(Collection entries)
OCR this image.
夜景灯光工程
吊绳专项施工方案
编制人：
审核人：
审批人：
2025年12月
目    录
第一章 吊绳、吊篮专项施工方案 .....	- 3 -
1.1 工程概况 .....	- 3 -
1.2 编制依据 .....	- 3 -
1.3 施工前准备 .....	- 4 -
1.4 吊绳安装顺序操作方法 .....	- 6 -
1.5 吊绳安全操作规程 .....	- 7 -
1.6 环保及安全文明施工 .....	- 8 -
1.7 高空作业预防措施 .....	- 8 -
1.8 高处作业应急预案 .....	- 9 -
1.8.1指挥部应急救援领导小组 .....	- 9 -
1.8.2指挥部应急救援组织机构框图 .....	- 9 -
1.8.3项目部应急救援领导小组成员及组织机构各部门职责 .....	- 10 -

...

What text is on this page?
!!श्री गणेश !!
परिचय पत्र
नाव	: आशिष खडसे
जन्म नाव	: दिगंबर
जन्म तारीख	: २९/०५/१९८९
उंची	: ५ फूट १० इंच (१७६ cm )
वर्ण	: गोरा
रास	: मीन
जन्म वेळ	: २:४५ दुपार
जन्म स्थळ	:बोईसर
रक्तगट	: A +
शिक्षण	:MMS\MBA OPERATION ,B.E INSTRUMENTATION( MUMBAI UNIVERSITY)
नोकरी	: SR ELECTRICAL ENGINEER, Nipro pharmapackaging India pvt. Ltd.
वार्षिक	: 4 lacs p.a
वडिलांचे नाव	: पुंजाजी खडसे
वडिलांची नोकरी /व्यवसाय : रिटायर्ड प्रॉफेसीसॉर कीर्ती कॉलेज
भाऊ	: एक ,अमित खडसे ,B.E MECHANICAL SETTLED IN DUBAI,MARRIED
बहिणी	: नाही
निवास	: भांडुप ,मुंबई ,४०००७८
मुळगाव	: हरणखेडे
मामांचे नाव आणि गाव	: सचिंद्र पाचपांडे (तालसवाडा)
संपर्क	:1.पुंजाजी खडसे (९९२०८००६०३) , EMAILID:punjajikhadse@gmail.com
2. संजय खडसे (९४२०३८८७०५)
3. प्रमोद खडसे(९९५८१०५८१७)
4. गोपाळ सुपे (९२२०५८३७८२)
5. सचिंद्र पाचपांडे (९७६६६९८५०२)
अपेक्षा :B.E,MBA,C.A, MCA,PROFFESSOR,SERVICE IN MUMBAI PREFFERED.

==

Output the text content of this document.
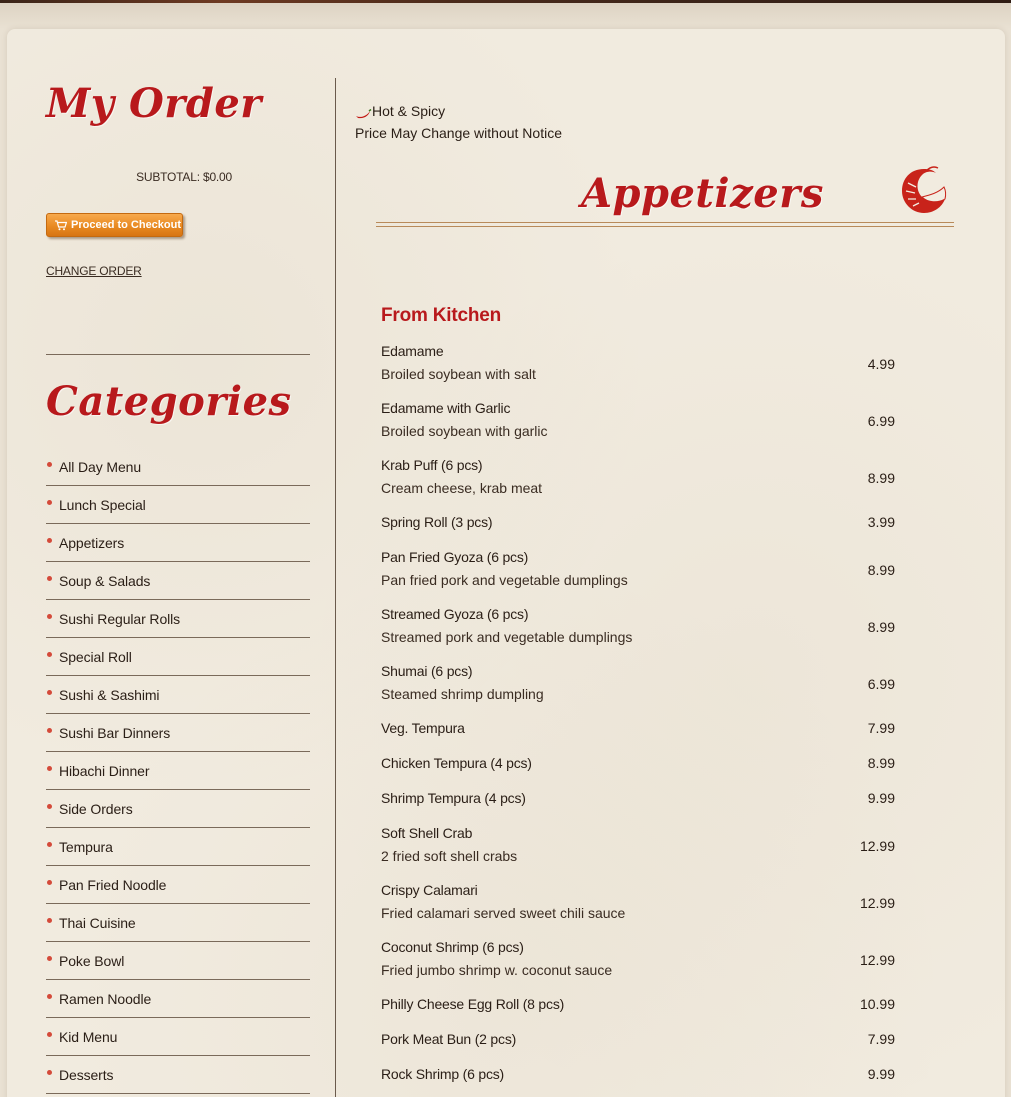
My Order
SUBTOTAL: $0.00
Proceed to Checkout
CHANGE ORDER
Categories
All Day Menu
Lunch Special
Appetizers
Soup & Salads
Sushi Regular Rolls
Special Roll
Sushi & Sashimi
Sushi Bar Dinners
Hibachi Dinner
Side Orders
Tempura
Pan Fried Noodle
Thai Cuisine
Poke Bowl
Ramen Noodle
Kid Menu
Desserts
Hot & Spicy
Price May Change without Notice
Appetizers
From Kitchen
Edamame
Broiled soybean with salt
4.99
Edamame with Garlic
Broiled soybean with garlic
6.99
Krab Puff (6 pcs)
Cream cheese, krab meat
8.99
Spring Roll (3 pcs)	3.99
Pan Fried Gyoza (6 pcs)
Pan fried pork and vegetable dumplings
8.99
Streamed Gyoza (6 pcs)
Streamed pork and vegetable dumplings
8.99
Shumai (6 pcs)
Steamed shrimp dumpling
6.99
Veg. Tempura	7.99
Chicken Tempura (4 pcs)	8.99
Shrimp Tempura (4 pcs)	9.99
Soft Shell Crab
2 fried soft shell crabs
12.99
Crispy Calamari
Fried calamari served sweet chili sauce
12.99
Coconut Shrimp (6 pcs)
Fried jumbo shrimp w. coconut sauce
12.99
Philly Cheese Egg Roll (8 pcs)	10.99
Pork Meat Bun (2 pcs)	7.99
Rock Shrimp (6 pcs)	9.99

**Task to complete:** Check each line of these records for the string "text" and state only how many lines have it.

**Written solution:** 2